## Directions for this task
All of the material should be reproduced exactly, with pictures left out.

## Dataset records on visual material
--

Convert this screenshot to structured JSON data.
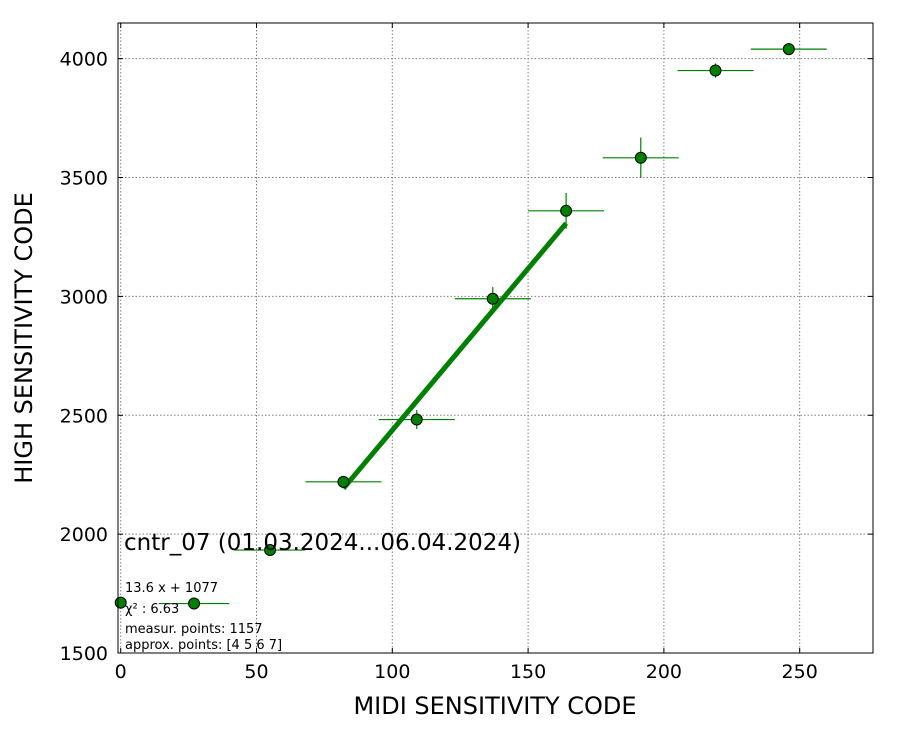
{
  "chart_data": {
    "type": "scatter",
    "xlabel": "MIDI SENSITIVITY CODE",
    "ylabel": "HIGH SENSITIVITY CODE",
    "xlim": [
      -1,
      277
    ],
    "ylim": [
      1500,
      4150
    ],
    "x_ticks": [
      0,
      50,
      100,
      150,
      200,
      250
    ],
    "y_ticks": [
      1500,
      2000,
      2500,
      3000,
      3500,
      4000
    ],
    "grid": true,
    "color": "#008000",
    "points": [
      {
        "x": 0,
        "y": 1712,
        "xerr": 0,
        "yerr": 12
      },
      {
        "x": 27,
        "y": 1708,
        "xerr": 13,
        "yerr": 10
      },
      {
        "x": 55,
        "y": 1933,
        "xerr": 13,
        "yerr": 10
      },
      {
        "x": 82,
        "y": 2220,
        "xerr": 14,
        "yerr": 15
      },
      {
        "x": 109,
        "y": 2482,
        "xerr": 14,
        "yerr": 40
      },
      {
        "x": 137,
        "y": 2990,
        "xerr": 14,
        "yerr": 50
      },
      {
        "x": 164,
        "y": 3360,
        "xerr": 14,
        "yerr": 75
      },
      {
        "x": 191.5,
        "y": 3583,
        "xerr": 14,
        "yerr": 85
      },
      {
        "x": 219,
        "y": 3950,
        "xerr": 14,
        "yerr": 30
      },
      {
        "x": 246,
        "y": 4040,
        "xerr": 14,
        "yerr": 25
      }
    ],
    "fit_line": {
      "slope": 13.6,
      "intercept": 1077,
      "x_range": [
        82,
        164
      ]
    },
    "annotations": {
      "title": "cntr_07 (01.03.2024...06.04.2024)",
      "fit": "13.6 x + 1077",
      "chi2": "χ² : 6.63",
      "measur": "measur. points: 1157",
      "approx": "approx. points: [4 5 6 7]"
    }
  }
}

--

## Written solution
Convert this screenshot to structured JSON data.
{
  "chart_data": {
    "type": "scatter",
    "xlabel": "MIDI SENSITIVITY CODE",
    "ylabel": "HIGH SENSITIVITY CODE",
    "xlim": [
      -1,
      277
    ],
    "ylim": [
      1500,
      4150
    ],
    "x_ticks": [
      0,
      50,
      100,
      150,
      200,
      250
    ],
    "y_ticks": [
      1500,
      2000,
      2500,
      3000,
      3500,
      4000
    ],
    "grid": true,
    "color": "#008000",
    "points": [
      {
        "x": 0,
        "y": 1712,
        "xerr": 0,
        "yerr": 12
      },
      {
        "x": 27,
        "y": 1708,
        "xerr": 13,
        "yerr": 10
      },
      {
        "x": 55,
        "y": 1933,
        "xerr": 13,
        "yerr": 10
      },
      {
        "x": 82,
        "y": 2220,
        "xerr": 14,
        "yerr": 15
      },
      {
        "x": 109,
        "y": 2482,
        "xerr": 14,
        "yerr": 40
      },
      {
        "x": 137,
        "y": 2990,
        "xerr": 14,
        "yerr": 50
      },
      {
        "x": 164,
        "y": 3360,
        "xerr": 14,
        "yerr": 75
      },
      {
        "x": 191.5,
        "y": 3583,
        "xerr": 14,
        "yerr": 85
      },
      {
        "x": 219,
        "y": 3950,
        "xerr": 14,
        "yerr": 30
      },
      {
        "x": 246,
        "y": 4040,
        "xerr": 14,
        "yerr": 25
      }
    ],
    "fit_line": {
      "slope": 13.6,
      "intercept": 1077,
      "x_range": [
        82,
        164
      ]
    },
    "annotations": {
      "title": "cntr_07 (01.03.2024...06.04.2024)",
      "fit": "13.6 x + 1077",
      "chi2": "χ² : 6.63",
      "measur": "measur. points: 1157",
      "approx": "approx. points: [4 5 6 7]"
    }
  }
}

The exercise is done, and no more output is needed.